** Start **
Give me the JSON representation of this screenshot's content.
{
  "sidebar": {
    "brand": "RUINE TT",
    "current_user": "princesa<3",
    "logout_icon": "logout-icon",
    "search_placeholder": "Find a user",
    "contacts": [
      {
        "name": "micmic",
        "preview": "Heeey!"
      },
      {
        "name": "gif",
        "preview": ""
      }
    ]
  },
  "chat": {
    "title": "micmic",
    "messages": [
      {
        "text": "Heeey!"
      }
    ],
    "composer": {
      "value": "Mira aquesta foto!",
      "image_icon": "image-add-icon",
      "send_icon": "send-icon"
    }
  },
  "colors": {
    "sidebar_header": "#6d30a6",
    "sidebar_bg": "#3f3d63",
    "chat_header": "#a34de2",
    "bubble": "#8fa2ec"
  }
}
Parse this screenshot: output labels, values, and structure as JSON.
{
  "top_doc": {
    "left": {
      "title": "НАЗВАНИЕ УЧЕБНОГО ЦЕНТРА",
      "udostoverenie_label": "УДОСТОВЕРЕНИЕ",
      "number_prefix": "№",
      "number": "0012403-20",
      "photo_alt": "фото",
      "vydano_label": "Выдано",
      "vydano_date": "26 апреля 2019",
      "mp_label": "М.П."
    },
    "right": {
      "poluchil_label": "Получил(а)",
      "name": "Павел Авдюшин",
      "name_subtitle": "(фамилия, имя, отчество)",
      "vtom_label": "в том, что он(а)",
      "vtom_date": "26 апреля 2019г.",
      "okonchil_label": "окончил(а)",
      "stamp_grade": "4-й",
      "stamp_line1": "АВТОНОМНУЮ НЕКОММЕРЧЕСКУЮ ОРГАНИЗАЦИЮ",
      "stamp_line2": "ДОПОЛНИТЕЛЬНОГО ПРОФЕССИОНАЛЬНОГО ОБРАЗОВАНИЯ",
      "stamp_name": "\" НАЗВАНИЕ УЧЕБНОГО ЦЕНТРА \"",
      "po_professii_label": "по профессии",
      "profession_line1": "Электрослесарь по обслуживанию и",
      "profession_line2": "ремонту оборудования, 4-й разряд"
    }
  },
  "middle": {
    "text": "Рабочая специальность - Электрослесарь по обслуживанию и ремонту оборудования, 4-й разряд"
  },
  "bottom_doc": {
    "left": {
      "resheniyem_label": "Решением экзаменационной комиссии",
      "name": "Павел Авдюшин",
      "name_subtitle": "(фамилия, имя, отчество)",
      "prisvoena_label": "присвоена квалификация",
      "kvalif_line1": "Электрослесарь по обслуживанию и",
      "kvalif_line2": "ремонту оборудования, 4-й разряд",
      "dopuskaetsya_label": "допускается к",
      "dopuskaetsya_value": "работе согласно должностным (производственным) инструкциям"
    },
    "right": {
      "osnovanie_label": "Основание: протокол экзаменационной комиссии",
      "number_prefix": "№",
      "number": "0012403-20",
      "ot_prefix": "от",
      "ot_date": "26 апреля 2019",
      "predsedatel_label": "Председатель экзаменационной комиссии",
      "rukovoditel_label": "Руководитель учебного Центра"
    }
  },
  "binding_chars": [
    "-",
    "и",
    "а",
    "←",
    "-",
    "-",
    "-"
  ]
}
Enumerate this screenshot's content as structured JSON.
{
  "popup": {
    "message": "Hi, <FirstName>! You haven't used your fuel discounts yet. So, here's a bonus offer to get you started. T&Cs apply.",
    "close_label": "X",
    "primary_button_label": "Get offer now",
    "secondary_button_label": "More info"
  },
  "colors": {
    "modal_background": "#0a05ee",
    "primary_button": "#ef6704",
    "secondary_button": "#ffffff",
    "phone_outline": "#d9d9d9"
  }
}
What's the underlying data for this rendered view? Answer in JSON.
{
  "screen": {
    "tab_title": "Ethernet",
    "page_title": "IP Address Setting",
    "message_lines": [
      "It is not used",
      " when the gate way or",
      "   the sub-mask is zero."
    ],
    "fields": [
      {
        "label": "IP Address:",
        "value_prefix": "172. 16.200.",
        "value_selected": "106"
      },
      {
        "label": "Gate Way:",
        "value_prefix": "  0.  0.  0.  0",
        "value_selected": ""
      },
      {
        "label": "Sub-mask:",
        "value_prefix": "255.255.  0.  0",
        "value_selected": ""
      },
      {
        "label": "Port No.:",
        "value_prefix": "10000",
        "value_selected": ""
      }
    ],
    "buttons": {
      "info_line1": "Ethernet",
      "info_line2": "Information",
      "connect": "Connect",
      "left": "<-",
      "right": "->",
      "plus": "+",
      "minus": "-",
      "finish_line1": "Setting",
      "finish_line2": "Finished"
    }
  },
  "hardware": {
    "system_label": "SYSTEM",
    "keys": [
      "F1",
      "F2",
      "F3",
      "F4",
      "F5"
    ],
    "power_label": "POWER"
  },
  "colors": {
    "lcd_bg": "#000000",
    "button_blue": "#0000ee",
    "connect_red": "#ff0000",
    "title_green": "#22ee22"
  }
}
** End **
Exercise prompt => Above are some records; repeat all of them exactly.

The result =>
Give me the JSON representation of this screenshot's content.
{
  "sidebar": {
    "brand": "RUINE TT",
    "current_user": "princesa<3",
    "logout_icon": "logout-icon",
    "search_placeholder": "Find a user",
    "contacts": [
      {
        "name": "micmic",
        "preview": "Heeey!"
      },
      {
        "name": "gif",
        "preview": ""
      }
    ]
  },
  "chat": {
    "title": "micmic",
    "messages": [
      {
        "text": "Heeey!"
      }
    ],
    "composer": {
      "value": "Mira aquesta foto!",
      "image_icon": "image-add-icon",
      "send_icon": "send-icon"
    }
  },
  "colors": {
    "sidebar_header": "#6d30a6",
    "sidebar_bg": "#3f3d63",
    "chat_header": "#a34de2",
    "bubble": "#8fa2ec"
  }
}
Parse this screenshot: output labels, values, and structure as JSON.
{
  "top_doc": {
    "left": {
      "title": "НАЗВАНИЕ УЧЕБНОГО ЦЕНТРА",
      "udostoverenie_label": "УДОСТОВЕРЕНИЕ",
      "number_prefix": "№",
      "number": "0012403-20",
      "photo_alt": "фото",
      "vydano_label": "Выдано",
      "vydano_date": "26 апреля 2019",
      "mp_label": "М.П."
    },
    "right": {
      "poluchil_label": "Получил(а)",
      "name": "Павел Авдюшин",
      "name_subtitle": "(фамилия, имя, отчество)",
      "vtom_label": "в том, что он(а)",
      "vtom_date": "26 апреля 2019г.",
      "okonchil_label": "окончил(а)",
      "stamp_grade": "4-й",
      "stamp_line1": "АВТОНОМНУЮ НЕКОММЕРЧЕСКУЮ ОРГАНИЗАЦИЮ",
      "stamp_line2": "ДОПОЛНИТЕЛЬНОГО ПРОФЕССИОНАЛЬНОГО ОБРАЗОВАНИЯ",
      "stamp_name": "\" НАЗВАНИЕ УЧЕБНОГО ЦЕНТРА \"",
      "po_professii_label": "по профессии",
      "profession_line1": "Электрослесарь по обслуживанию и",
      "profession_line2": "ремонту оборудования, 4-й разряд"
    }
  },
  "middle": {
    "text": "Рабочая специальность - Электрослесарь по обслуживанию и ремонту оборудования, 4-й разряд"
  },
  "bottom_doc": {
    "left": {
      "resheniyem_label": "Решением экзаменационной комиссии",
      "name": "Павел Авдюшин",
      "name_subtitle": "(фамилия, имя, отчество)",
      "prisvoena_label": "присвоена квалификация",
      "kvalif_line1": "Электрослесарь по обслуживанию и",
      "kvalif_line2": "ремонту оборудования, 4-й разряд",
      "dopuskaetsya_label": "допускается к",
      "dopuskaetsya_value": "работе согласно должностным (производственным) инструкциям"
    },
    "right": {
      "osnovanie_label": "Основание: протокол экзаменационной комиссии",
      "number_prefix": "№",
      "number": "0012403-20",
      "ot_prefix": "от",
      "ot_date": "26 апреля 2019",
      "predsedatel_label": "Председатель экзаменационной комиссии",
      "rukovoditel_label": "Руководитель учебного Центра"
    }
  },
  "binding_chars": [
    "-",
    "и",
    "а",
    "←",
    "-",
    "-",
    "-"
  ]
}
Enumerate this screenshot's content as structured JSON.
{
  "popup": {
    "message": "Hi, <FirstName>! You haven't used your fuel discounts yet. So, here's a bonus offer to get you started. T&Cs apply.",
    "close_label": "X",
    "primary_button_label": "Get offer now",
    "secondary_button_label": "More info"
  },
  "colors": {
    "modal_background": "#0a05ee",
    "primary_button": "#ef6704",
    "secondary_button": "#ffffff",
    "phone_outline": "#d9d9d9"
  }
}
What's the underlying data for this rendered view? Answer in JSON.
{
  "screen": {
    "tab_title": "Ethernet",
    "page_title": "IP Address Setting",
    "message_lines": [
      "It is not used",
      " when the gate way or",
      "   the sub-mask is zero."
    ],
    "fields": [
      {
        "label": "IP Address:",
        "value_prefix": "172. 16.200.",
        "value_selected": "106"
      },
      {
        "label": "Gate Way:",
        "value_prefix": "  0.  0.  0.  0",
        "value_selected": ""
      },
      {
        "label": "Sub-mask:",
        "value_prefix": "255.255.  0.  0",
        "value_selected": ""
      },
      {
        "label": "Port No.:",
        "value_prefix": "10000",
        "value_selected": ""
      }
    ],
    "buttons": {
      "info_line1": "Ethernet",
      "info_line2": "Information",
      "connect": "Connect",
      "left": "<-",
      "right": "->",
      "plus": "+",
      "minus": "-",
      "finish_line1": "Setting",
      "finish_line2": "Finished"
    }
  },
  "hardware": {
    "system_label": "SYSTEM",
    "keys": [
      "F1",
      "F2",
      "F3",
      "F4",
      "F5"
    ],
    "power_label": "POWER"
  },
  "colors": {
    "lcd_bg": "#000000",
    "button_blue": "#0000ee",
    "connect_red": "#ff0000",
    "title_green": "#22ee22"
  }
}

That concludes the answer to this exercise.